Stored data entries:

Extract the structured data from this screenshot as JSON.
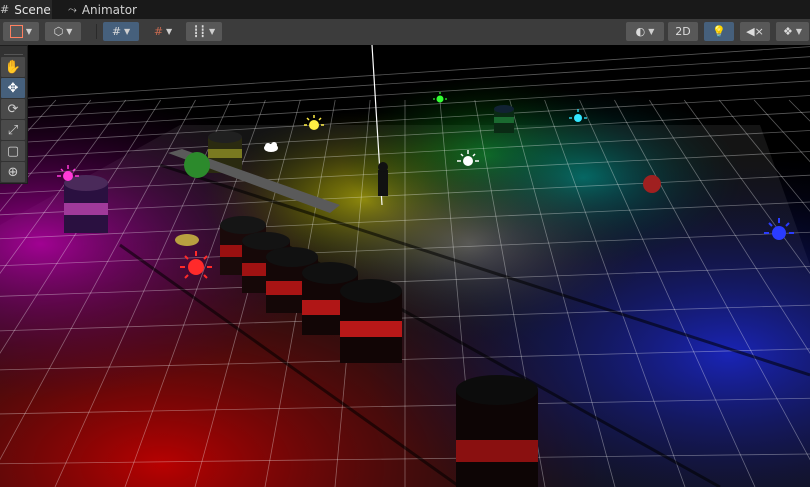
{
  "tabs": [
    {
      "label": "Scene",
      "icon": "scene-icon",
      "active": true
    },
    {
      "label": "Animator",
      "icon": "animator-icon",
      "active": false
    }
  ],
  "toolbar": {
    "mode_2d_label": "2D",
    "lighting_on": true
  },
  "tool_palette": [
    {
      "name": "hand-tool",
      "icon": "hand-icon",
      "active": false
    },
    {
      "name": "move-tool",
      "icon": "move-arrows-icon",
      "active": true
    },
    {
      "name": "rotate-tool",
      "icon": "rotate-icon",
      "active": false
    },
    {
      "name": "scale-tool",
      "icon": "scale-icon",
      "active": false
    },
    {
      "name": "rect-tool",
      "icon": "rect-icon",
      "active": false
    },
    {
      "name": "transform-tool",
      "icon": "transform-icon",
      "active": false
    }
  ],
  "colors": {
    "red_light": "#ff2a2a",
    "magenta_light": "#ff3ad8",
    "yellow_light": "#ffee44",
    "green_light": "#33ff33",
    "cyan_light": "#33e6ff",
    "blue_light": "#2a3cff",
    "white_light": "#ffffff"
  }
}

**STATED EXERCISE**
Quote the records above exactly, leaving out any pictures.

**TASK RESPONSE**
Extract the structured data from this screenshot as JSON.
{
  "tabs": [
    {
      "label": "Scene",
      "icon": "scene-icon",
      "active": true
    },
    {
      "label": "Animator",
      "icon": "animator-icon",
      "active": false
    }
  ],
  "toolbar": {
    "mode_2d_label": "2D",
    "lighting_on": true
  },
  "tool_palette": [
    {
      "name": "hand-tool",
      "icon": "hand-icon",
      "active": false
    },
    {
      "name": "move-tool",
      "icon": "move-arrows-icon",
      "active": true
    },
    {
      "name": "rotate-tool",
      "icon": "rotate-icon",
      "active": false
    },
    {
      "name": "scale-tool",
      "icon": "scale-icon",
      "active": false
    },
    {
      "name": "rect-tool",
      "icon": "rect-icon",
      "active": false
    },
    {
      "name": "transform-tool",
      "icon": "transform-icon",
      "active": false
    }
  ],
  "colors": {
    "red_light": "#ff2a2a",
    "magenta_light": "#ff3ad8",
    "yellow_light": "#ffee44",
    "green_light": "#33ff33",
    "cyan_light": "#33e6ff",
    "blue_light": "#2a3cff",
    "white_light": "#ffffff"
  }
}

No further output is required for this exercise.